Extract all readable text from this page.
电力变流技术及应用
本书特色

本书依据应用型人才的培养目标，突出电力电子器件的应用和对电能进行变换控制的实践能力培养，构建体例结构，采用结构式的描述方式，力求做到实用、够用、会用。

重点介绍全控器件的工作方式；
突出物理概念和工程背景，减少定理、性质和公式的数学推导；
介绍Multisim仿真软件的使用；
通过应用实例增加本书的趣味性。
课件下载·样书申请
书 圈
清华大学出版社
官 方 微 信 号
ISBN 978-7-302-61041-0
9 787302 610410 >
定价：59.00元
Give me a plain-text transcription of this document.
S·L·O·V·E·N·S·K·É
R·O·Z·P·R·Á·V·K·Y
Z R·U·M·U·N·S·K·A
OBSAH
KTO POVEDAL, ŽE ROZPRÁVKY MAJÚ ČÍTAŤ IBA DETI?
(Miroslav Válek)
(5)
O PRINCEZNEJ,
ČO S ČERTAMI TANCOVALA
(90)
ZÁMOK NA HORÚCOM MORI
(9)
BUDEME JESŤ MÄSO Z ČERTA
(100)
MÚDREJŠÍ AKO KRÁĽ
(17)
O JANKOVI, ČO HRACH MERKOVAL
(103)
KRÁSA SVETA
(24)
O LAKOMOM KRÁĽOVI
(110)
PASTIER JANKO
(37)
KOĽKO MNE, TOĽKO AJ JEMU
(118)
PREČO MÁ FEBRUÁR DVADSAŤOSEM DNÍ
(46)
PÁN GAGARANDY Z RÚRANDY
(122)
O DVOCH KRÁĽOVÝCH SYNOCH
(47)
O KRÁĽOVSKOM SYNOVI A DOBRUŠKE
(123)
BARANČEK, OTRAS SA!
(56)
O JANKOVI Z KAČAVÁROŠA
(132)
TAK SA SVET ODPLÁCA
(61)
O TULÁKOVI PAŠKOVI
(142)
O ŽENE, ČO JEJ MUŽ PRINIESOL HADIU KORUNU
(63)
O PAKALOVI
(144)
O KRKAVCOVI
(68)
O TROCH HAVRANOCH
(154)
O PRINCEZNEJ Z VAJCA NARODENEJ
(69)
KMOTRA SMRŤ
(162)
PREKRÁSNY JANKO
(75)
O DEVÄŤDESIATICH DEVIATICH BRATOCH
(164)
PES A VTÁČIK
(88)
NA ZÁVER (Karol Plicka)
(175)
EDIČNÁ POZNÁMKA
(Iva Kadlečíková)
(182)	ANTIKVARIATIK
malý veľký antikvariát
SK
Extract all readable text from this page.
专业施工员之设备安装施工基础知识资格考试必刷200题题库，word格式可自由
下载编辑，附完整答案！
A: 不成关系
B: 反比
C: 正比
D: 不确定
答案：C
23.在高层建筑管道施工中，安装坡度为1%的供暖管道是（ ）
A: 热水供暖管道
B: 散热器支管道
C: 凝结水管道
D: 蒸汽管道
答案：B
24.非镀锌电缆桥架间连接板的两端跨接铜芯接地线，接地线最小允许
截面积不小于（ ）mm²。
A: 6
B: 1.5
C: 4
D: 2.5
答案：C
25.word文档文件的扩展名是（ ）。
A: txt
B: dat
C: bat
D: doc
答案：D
⁂
Copy each line above that contains the string "JANKOVI".

O JANKOVI, ČO HRACH MERKOVAL
O JANKOVI Z KAČAVÁROŠA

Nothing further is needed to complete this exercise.